The request: All the records that follow need to be reproduced exactly. Omit the images.
************
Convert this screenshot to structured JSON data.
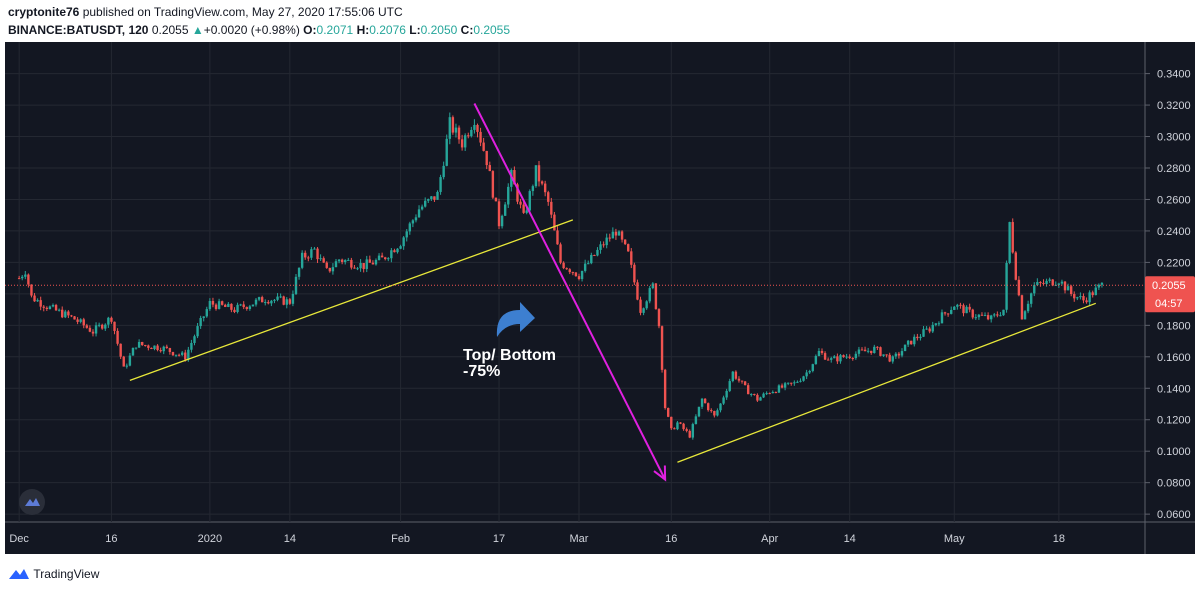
{
  "header": {
    "publisher": "cryptonite76",
    "published_text": " published on TradingView.com, May 27, 2020 17:55:06 UTC",
    "symbol": "BINANCE:BATUSDT, 120",
    "last": "0.2055",
    "change": "+0.0020 (+0.98%)",
    "o_label": "O:",
    "o_value": "0.2071",
    "h_label": "H:",
    "h_value": "0.2076",
    "l_label": "L:",
    "l_value": "0.2050",
    "c_label": "C:",
    "c_value": "0.2055"
  },
  "footer": {
    "brand": "TradingView"
  },
  "colors": {
    "background": "#131722",
    "up": "#26a69a",
    "down": "#ef5350",
    "trendline": "#e8e83a",
    "arrow_line": "#e020e0",
    "annotation_arrow": "#3d7fd0",
    "price_badge": "#ef5350"
  },
  "chart_data": {
    "type": "candlestick",
    "symbol": "BINANCE:BATUSDT",
    "interval": "120",
    "ylim": [
      0.055,
      0.355
    ],
    "y_ticks": [
      "0.3400",
      "0.3200",
      "0.3000",
      "0.2800",
      "0.2600",
      "0.2400",
      "0.2200",
      "0.2000",
      "0.1800",
      "0.1600",
      "0.1400",
      "0.1200",
      "0.1000",
      "0.0800",
      "0.0600"
    ],
    "x_ticks": [
      {
        "label": "Dec",
        "day": 0
      },
      {
        "label": "16",
        "day": 15
      },
      {
        "label": "2020",
        "day": 31
      },
      {
        "label": "14",
        "day": 44
      },
      {
        "label": "Feb",
        "day": 62
      },
      {
        "label": "17",
        "day": 78
      },
      {
        "label": "Mar",
        "day": 91
      },
      {
        "label": "16",
        "day": 106
      },
      {
        "label": "Apr",
        "day": 122
      },
      {
        "label": "14",
        "day": 135
      },
      {
        "label": "May",
        "day": 152
      },
      {
        "label": "18",
        "day": 169
      }
    ],
    "last_price": {
      "value": 0.2055,
      "label": "0.2055",
      "countdown": "04:57"
    },
    "price_path": [
      {
        "day": 0,
        "price": 0.21
      },
      {
        "day": 1,
        "price": 0.215
      },
      {
        "day": 2,
        "price": 0.198
      },
      {
        "day": 5,
        "price": 0.191
      },
      {
        "day": 9,
        "price": 0.184
      },
      {
        "day": 12,
        "price": 0.176
      },
      {
        "day": 15,
        "price": 0.185
      },
      {
        "day": 17,
        "price": 0.152
      },
      {
        "day": 19,
        "price": 0.168
      },
      {
        "day": 23,
        "price": 0.166
      },
      {
        "day": 27,
        "price": 0.16
      },
      {
        "day": 29,
        "price": 0.178
      },
      {
        "day": 31,
        "price": 0.194
      },
      {
        "day": 35,
        "price": 0.19
      },
      {
        "day": 40,
        "price": 0.197
      },
      {
        "day": 44,
        "price": 0.195
      },
      {
        "day": 46,
        "price": 0.223
      },
      {
        "day": 48,
        "price": 0.228
      },
      {
        "day": 50,
        "price": 0.214
      },
      {
        "day": 52,
        "price": 0.222
      },
      {
        "day": 56,
        "price": 0.218
      },
      {
        "day": 59,
        "price": 0.222
      },
      {
        "day": 62,
        "price": 0.233
      },
      {
        "day": 65,
        "price": 0.254
      },
      {
        "day": 68,
        "price": 0.263
      },
      {
        "day": 70,
        "price": 0.308
      },
      {
        "day": 72,
        "price": 0.296
      },
      {
        "day": 74,
        "price": 0.312
      },
      {
        "day": 76,
        "price": 0.285
      },
      {
        "day": 78,
        "price": 0.245
      },
      {
        "day": 80,
        "price": 0.275
      },
      {
        "day": 82,
        "price": 0.248
      },
      {
        "day": 84,
        "price": 0.278
      },
      {
        "day": 86,
        "price": 0.258
      },
      {
        "day": 88,
        "price": 0.22
      },
      {
        "day": 91,
        "price": 0.212
      },
      {
        "day": 95,
        "price": 0.232
      },
      {
        "day": 97,
        "price": 0.24
      },
      {
        "day": 99,
        "price": 0.225
      },
      {
        "day": 101,
        "price": 0.19
      },
      {
        "day": 103,
        "price": 0.205
      },
      {
        "day": 104,
        "price": 0.18
      },
      {
        "day": 105,
        "price": 0.128
      },
      {
        "day": 106,
        "price": 0.113
      },
      {
        "day": 107,
        "price": 0.118
      },
      {
        "day": 109,
        "price": 0.11
      },
      {
        "day": 111,
        "price": 0.133
      },
      {
        "day": 113,
        "price": 0.122
      },
      {
        "day": 114,
        "price": 0.13
      },
      {
        "day": 116,
        "price": 0.15
      },
      {
        "day": 118,
        "price": 0.14
      },
      {
        "day": 120,
        "price": 0.133
      },
      {
        "day": 122,
        "price": 0.138
      },
      {
        "day": 126,
        "price": 0.143
      },
      {
        "day": 128,
        "price": 0.15
      },
      {
        "day": 130,
        "price": 0.163
      },
      {
        "day": 132,
        "price": 0.158
      },
      {
        "day": 135,
        "price": 0.161
      },
      {
        "day": 139,
        "price": 0.165
      },
      {
        "day": 142,
        "price": 0.158
      },
      {
        "day": 145,
        "price": 0.17
      },
      {
        "day": 148,
        "price": 0.178
      },
      {
        "day": 150,
        "price": 0.186
      },
      {
        "day": 152,
        "price": 0.193
      },
      {
        "day": 155,
        "price": 0.187
      },
      {
        "day": 158,
        "price": 0.184
      },
      {
        "day": 160,
        "price": 0.19
      },
      {
        "day": 161,
        "price": 0.245
      },
      {
        "day": 162,
        "price": 0.212
      },
      {
        "day": 163,
        "price": 0.186
      },
      {
        "day": 165,
        "price": 0.205
      },
      {
        "day": 167,
        "price": 0.207
      },
      {
        "day": 169,
        "price": 0.209
      },
      {
        "day": 171,
        "price": 0.2
      },
      {
        "day": 173,
        "price": 0.196
      },
      {
        "day": 176,
        "price": 0.2055
      }
    ],
    "support_line_1": [
      {
        "day": 18,
        "price": 0.145
      },
      {
        "day": 90,
        "price": 0.247
      }
    ],
    "support_line_2": [
      {
        "day": 107,
        "price": 0.093
      },
      {
        "day": 175,
        "price": 0.194
      }
    ],
    "decline_arrow": [
      {
        "day": 74,
        "price": 0.321
      },
      {
        "day": 105,
        "price": 0.082
      }
    ],
    "annotation": {
      "line1": "Top/ Bottom",
      "line2": "-75%"
    }
  }
}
************
Written response:
Convert this screenshot to structured JSON data.
{
  "header": {
    "publisher": "cryptonite76",
    "published_text": " published on TradingView.com, May 27, 2020 17:55:06 UTC",
    "symbol": "BINANCE:BATUSDT, 120",
    "last": "0.2055",
    "change": "+0.0020 (+0.98%)",
    "o_label": "O:",
    "o_value": "0.2071",
    "h_label": "H:",
    "h_value": "0.2076",
    "l_label": "L:",
    "l_value": "0.2050",
    "c_label": "C:",
    "c_value": "0.2055"
  },
  "footer": {
    "brand": "TradingView"
  },
  "colors": {
    "background": "#131722",
    "up": "#26a69a",
    "down": "#ef5350",
    "trendline": "#e8e83a",
    "arrow_line": "#e020e0",
    "annotation_arrow": "#3d7fd0",
    "price_badge": "#ef5350"
  },
  "chart_data": {
    "type": "candlestick",
    "symbol": "BINANCE:BATUSDT",
    "interval": "120",
    "ylim": [
      0.055,
      0.355
    ],
    "y_ticks": [
      "0.3400",
      "0.3200",
      "0.3000",
      "0.2800",
      "0.2600",
      "0.2400",
      "0.2200",
      "0.2000",
      "0.1800",
      "0.1600",
      "0.1400",
      "0.1200",
      "0.1000",
      "0.0800",
      "0.0600"
    ],
    "x_ticks": [
      {
        "label": "Dec",
        "day": 0
      },
      {
        "label": "16",
        "day": 15
      },
      {
        "label": "2020",
        "day": 31
      },
      {
        "label": "14",
        "day": 44
      },
      {
        "label": "Feb",
        "day": 62
      },
      {
        "label": "17",
        "day": 78
      },
      {
        "label": "Mar",
        "day": 91
      },
      {
        "label": "16",
        "day": 106
      },
      {
        "label": "Apr",
        "day": 122
      },
      {
        "label": "14",
        "day": 135
      },
      {
        "label": "May",
        "day": 152
      },
      {
        "label": "18",
        "day": 169
      }
    ],
    "last_price": {
      "value": 0.2055,
      "label": "0.2055",
      "countdown": "04:57"
    },
    "price_path": [
      {
        "day": 0,
        "price": 0.21
      },
      {
        "day": 1,
        "price": 0.215
      },
      {
        "day": 2,
        "price": 0.198
      },
      {
        "day": 5,
        "price": 0.191
      },
      {
        "day": 9,
        "price": 0.184
      },
      {
        "day": 12,
        "price": 0.176
      },
      {
        "day": 15,
        "price": 0.185
      },
      {
        "day": 17,
        "price": 0.152
      },
      {
        "day": 19,
        "price": 0.168
      },
      {
        "day": 23,
        "price": 0.166
      },
      {
        "day": 27,
        "price": 0.16
      },
      {
        "day": 29,
        "price": 0.178
      },
      {
        "day": 31,
        "price": 0.194
      },
      {
        "day": 35,
        "price": 0.19
      },
      {
        "day": 40,
        "price": 0.197
      },
      {
        "day": 44,
        "price": 0.195
      },
      {
        "day": 46,
        "price": 0.223
      },
      {
        "day": 48,
        "price": 0.228
      },
      {
        "day": 50,
        "price": 0.214
      },
      {
        "day": 52,
        "price": 0.222
      },
      {
        "day": 56,
        "price": 0.218
      },
      {
        "day": 59,
        "price": 0.222
      },
      {
        "day": 62,
        "price": 0.233
      },
      {
        "day": 65,
        "price": 0.254
      },
      {
        "day": 68,
        "price": 0.263
      },
      {
        "day": 70,
        "price": 0.308
      },
      {
        "day": 72,
        "price": 0.296
      },
      {
        "day": 74,
        "price": 0.312
      },
      {
        "day": 76,
        "price": 0.285
      },
      {
        "day": 78,
        "price": 0.245
      },
      {
        "day": 80,
        "price": 0.275
      },
      {
        "day": 82,
        "price": 0.248
      },
      {
        "day": 84,
        "price": 0.278
      },
      {
        "day": 86,
        "price": 0.258
      },
      {
        "day": 88,
        "price": 0.22
      },
      {
        "day": 91,
        "price": 0.212
      },
      {
        "day": 95,
        "price": 0.232
      },
      {
        "day": 97,
        "price": 0.24
      },
      {
        "day": 99,
        "price": 0.225
      },
      {
        "day": 101,
        "price": 0.19
      },
      {
        "day": 103,
        "price": 0.205
      },
      {
        "day": 104,
        "price": 0.18
      },
      {
        "day": 105,
        "price": 0.128
      },
      {
        "day": 106,
        "price": 0.113
      },
      {
        "day": 107,
        "price": 0.118
      },
      {
        "day": 109,
        "price": 0.11
      },
      {
        "day": 111,
        "price": 0.133
      },
      {
        "day": 113,
        "price": 0.122
      },
      {
        "day": 114,
        "price": 0.13
      },
      {
        "day": 116,
        "price": 0.15
      },
      {
        "day": 118,
        "price": 0.14
      },
      {
        "day": 120,
        "price": 0.133
      },
      {
        "day": 122,
        "price": 0.138
      },
      {
        "day": 126,
        "price": 0.143
      },
      {
        "day": 128,
        "price": 0.15
      },
      {
        "day": 130,
        "price": 0.163
      },
      {
        "day": 132,
        "price": 0.158
      },
      {
        "day": 135,
        "price": 0.161
      },
      {
        "day": 139,
        "price": 0.165
      },
      {
        "day": 142,
        "price": 0.158
      },
      {
        "day": 145,
        "price": 0.17
      },
      {
        "day": 148,
        "price": 0.178
      },
      {
        "day": 150,
        "price": 0.186
      },
      {
        "day": 152,
        "price": 0.193
      },
      {
        "day": 155,
        "price": 0.187
      },
      {
        "day": 158,
        "price": 0.184
      },
      {
        "day": 160,
        "price": 0.19
      },
      {
        "day": 161,
        "price": 0.245
      },
      {
        "day": 162,
        "price": 0.212
      },
      {
        "day": 163,
        "price": 0.186
      },
      {
        "day": 165,
        "price": 0.205
      },
      {
        "day": 167,
        "price": 0.207
      },
      {
        "day": 169,
        "price": 0.209
      },
      {
        "day": 171,
        "price": 0.2
      },
      {
        "day": 173,
        "price": 0.196
      },
      {
        "day": 176,
        "price": 0.2055
      }
    ],
    "support_line_1": [
      {
        "day": 18,
        "price": 0.145
      },
      {
        "day": 90,
        "price": 0.247
      }
    ],
    "support_line_2": [
      {
        "day": 107,
        "price": 0.093
      },
      {
        "day": 175,
        "price": 0.194
      }
    ],
    "decline_arrow": [
      {
        "day": 74,
        "price": 0.321
      },
      {
        "day": 105,
        "price": 0.082
      }
    ],
    "annotation": {
      "line1": "Top/ Bottom",
      "line2": "-75%"
    }
  }
}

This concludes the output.